# [Set problem]
Keep only the lines of the listing that include the word "Strength", and copy them.

# [Listed records]

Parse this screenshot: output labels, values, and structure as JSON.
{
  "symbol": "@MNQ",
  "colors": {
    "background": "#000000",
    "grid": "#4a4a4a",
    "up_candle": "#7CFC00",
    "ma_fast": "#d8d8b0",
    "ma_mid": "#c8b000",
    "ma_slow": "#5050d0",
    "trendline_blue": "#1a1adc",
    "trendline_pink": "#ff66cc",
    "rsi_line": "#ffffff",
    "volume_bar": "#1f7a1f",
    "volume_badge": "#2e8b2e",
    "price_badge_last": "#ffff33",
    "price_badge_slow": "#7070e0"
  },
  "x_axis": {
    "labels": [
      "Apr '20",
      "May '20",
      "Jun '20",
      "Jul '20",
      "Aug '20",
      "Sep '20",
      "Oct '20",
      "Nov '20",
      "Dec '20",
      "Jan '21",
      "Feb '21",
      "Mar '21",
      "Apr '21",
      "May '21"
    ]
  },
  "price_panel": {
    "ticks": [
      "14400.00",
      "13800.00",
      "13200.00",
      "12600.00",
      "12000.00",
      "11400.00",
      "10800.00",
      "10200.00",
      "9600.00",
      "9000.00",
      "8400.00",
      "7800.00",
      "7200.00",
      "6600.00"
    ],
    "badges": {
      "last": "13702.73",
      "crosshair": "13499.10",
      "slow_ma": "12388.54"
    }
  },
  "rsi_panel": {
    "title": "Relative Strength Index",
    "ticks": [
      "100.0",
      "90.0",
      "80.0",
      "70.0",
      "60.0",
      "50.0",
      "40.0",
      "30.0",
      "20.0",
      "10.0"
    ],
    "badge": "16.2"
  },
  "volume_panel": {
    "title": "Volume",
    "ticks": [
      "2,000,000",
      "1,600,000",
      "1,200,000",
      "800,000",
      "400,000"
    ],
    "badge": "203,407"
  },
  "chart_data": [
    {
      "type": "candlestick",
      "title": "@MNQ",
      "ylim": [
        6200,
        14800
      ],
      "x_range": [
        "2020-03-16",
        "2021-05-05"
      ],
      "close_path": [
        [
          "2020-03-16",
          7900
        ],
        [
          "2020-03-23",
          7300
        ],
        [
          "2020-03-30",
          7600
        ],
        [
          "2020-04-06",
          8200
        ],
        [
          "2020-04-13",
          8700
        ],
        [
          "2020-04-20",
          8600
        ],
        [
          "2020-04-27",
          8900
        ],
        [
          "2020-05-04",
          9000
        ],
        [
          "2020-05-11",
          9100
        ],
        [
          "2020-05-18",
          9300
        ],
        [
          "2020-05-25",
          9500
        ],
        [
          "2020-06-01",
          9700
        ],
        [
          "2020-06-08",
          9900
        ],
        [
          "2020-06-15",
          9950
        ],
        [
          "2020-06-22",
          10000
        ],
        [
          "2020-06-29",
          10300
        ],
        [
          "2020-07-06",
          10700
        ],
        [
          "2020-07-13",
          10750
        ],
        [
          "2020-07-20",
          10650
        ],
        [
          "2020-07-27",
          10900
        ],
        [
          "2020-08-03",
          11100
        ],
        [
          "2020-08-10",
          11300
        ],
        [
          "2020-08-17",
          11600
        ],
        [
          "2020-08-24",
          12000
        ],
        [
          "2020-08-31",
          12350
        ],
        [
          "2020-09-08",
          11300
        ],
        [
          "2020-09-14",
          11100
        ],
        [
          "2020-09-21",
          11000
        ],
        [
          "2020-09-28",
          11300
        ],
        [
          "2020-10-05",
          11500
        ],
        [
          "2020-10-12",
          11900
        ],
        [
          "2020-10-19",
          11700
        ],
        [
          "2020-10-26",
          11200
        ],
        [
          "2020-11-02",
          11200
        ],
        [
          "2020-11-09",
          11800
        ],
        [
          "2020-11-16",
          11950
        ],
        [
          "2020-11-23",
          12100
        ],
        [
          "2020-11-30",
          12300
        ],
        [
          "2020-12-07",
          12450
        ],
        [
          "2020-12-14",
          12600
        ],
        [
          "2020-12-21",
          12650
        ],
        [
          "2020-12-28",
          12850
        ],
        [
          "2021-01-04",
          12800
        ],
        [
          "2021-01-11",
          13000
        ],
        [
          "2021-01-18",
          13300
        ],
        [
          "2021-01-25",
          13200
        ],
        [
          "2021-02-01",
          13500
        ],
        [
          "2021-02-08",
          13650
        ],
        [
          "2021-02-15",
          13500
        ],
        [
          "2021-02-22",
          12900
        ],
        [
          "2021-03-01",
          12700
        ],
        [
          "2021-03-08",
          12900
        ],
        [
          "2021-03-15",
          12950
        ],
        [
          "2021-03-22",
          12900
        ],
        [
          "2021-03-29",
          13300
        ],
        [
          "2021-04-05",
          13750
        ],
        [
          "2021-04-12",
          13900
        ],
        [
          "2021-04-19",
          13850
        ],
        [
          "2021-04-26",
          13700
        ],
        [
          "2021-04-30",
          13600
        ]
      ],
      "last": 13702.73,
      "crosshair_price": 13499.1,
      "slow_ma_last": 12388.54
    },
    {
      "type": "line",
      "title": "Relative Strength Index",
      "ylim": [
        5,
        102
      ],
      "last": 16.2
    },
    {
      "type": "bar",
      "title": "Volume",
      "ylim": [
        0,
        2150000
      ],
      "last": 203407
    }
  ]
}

# [Task result]
    "title": "Relative Strength Index",
      "title": "Relative Strength Index",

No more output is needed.